[Task statement]:
All of the data must be printed exactly; please include every line.

[Provided data]:
** begin **
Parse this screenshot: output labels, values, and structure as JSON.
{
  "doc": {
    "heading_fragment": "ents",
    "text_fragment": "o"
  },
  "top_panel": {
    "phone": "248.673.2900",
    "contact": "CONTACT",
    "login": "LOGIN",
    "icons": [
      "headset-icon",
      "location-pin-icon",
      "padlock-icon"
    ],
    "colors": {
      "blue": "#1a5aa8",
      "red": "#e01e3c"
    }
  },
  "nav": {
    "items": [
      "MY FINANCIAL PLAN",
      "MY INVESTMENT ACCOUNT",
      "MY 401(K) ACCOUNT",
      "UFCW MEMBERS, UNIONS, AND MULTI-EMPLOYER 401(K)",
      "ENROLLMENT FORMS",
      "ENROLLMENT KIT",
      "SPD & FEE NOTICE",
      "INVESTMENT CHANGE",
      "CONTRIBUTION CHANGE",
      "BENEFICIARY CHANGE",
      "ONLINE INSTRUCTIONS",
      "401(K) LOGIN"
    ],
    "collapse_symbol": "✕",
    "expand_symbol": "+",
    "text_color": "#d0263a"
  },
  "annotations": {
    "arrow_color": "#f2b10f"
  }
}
** end **
[Result for this task]:
Parse this screenshot: output labels, values, and structure as JSON.
{
  "doc": {
    "heading_fragment": "ents",
    "text_fragment": "o"
  },
  "top_panel": {
    "phone": "248.673.2900",
    "contact": "CONTACT",
    "login": "LOGIN",
    "icons": [
      "headset-icon",
      "location-pin-icon",
      "padlock-icon"
    ],
    "colors": {
      "blue": "#1a5aa8",
      "red": "#e01e3c"
    }
  },
  "nav": {
    "items": [
      "MY FINANCIAL PLAN",
      "MY INVESTMENT ACCOUNT",
      "MY 401(K) ACCOUNT",
      "UFCW MEMBERS, UNIONS, AND MULTI-EMPLOYER 401(K)",
      "ENROLLMENT FORMS",
      "ENROLLMENT KIT",
      "SPD & FEE NOTICE",
      "INVESTMENT CHANGE",
      "CONTRIBUTION CHANGE",
      "BENEFICIARY CHANGE",
      "ONLINE INSTRUCTIONS",
      "401(K) LOGIN"
    ],
    "collapse_symbol": "✕",
    "expand_symbol": "+",
    "text_color": "#d0263a"
  },
  "annotations": {
    "arrow_color": "#f2b10f"
  }
}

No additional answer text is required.